TASK PROMPT: Extract the data exactly, missing nothing.

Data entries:
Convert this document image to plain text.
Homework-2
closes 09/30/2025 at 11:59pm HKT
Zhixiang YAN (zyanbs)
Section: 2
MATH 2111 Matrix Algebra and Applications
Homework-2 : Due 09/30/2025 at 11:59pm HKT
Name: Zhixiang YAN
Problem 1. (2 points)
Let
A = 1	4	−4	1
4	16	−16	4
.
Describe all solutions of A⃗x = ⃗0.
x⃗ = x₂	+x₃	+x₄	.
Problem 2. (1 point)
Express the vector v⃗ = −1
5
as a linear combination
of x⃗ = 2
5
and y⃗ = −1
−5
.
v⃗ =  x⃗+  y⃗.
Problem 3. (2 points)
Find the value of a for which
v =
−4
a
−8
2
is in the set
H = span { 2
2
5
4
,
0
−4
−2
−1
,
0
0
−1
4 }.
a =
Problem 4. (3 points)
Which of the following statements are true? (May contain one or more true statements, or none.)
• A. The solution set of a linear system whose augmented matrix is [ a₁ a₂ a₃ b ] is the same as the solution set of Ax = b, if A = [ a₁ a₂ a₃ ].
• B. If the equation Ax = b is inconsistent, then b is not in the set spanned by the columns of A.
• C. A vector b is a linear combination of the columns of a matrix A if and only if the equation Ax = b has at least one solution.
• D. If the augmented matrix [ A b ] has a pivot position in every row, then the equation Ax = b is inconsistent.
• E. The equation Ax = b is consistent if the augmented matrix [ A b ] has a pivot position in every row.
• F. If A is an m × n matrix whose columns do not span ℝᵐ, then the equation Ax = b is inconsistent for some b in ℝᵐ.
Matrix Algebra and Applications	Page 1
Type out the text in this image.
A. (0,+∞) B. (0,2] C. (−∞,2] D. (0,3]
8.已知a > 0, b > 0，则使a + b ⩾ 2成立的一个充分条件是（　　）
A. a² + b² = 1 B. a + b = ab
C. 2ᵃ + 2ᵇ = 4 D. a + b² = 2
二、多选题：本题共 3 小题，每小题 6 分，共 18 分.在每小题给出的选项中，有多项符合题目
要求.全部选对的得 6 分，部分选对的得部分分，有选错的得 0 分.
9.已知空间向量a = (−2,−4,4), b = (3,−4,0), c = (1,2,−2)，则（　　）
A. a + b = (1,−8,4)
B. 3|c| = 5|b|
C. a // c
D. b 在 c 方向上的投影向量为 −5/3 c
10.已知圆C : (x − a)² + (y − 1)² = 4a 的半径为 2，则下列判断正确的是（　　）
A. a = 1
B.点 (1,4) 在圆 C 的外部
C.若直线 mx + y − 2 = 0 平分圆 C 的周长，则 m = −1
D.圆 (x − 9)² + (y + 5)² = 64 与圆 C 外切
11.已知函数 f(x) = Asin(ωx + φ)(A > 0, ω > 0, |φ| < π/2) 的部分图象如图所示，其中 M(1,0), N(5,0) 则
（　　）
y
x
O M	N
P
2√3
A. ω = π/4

IN RESPONSE:
Convert this document image to plain text.
Homework-2
closes 09/30/2025 at 11:59pm HKT
Zhixiang YAN (zyanbs)
Section: 2
MATH 2111 Matrix Algebra and Applications
Homework-2 : Due 09/30/2025 at 11:59pm HKT
Name: Zhixiang YAN
Problem 1. (2 points)
Let
A = 1	4	−4	1
4	16	−16	4
.
Describe all solutions of A⃗x = ⃗0.
x⃗ = x₂	+x₃	+x₄	.
Problem 2. (1 point)
Express the vector v⃗ = −1
5
as a linear combination
of x⃗ = 2
5
and y⃗ = −1
−5
.
v⃗ =  x⃗+  y⃗.
Problem 3. (2 points)
Find the value of a for which
v =
−4
a
−8
2
is in the set
H = span { 2
2
5
4
,
0
−4
−2
−1
,
0
0
−1
4 }.
a =
Problem 4. (3 points)
Which of the following statements are true? (May contain one or more true statements, or none.)
• A. The solution set of a linear system whose augmented matrix is [ a₁ a₂ a₃ b ] is the same as the solution set of Ax = b, if A = [ a₁ a₂ a₃ ].
• B. If the equation Ax = b is inconsistent, then b is not in the set spanned by the columns of A.
• C. A vector b is a linear combination of the columns of a matrix A if and only if the equation Ax = b has at least one solution.
• D. If the augmented matrix [ A b ] has a pivot position in every row, then the equation Ax = b is inconsistent.
• E. The equation Ax = b is consistent if the augmented matrix [ A b ] has a pivot position in every row.
• F. If A is an m × n matrix whose columns do not span ℝᵐ, then the equation Ax = b is inconsistent for some b in ℝᵐ.
Matrix Algebra and Applications	Page 1
Type out the text in this image.
A. (0,+∞) B. (0,2] C. (−∞,2] D. (0,3]
8.已知a > 0, b > 0，则使a + b ⩾ 2成立的一个充分条件是（　　）
A. a² + b² = 1 B. a + b = ab
C. 2ᵃ + 2ᵇ = 4 D. a + b² = 2
二、多选题：本题共 3 小题，每小题 6 分，共 18 分.在每小题给出的选项中，有多项符合题目
要求.全部选对的得 6 分，部分选对的得部分分，有选错的得 0 分.
9.已知空间向量a = (−2,−4,4), b = (3,−4,0), c = (1,2,−2)，则（　　）
A. a + b = (1,−8,4)
B. 3|c| = 5|b|
C. a // c
D. b 在 c 方向上的投影向量为 −5/3 c
10.已知圆C : (x − a)² + (y − 1)² = 4a 的半径为 2，则下列判断正确的是（　　）
A. a = 1
B.点 (1,4) 在圆 C 的外部
C.若直线 mx + y − 2 = 0 平分圆 C 的周长，则 m = −1
D.圆 (x − 9)² + (y + 5)² = 64 与圆 C 外切
11.已知函数 f(x) = Asin(ωx + φ)(A > 0, ω > 0, |φ| < π/2) 的部分图象如图所示，其中 M(1,0), N(5,0) 则
（　　）
y
x
O M	N
P
2√3
A. ω = π/4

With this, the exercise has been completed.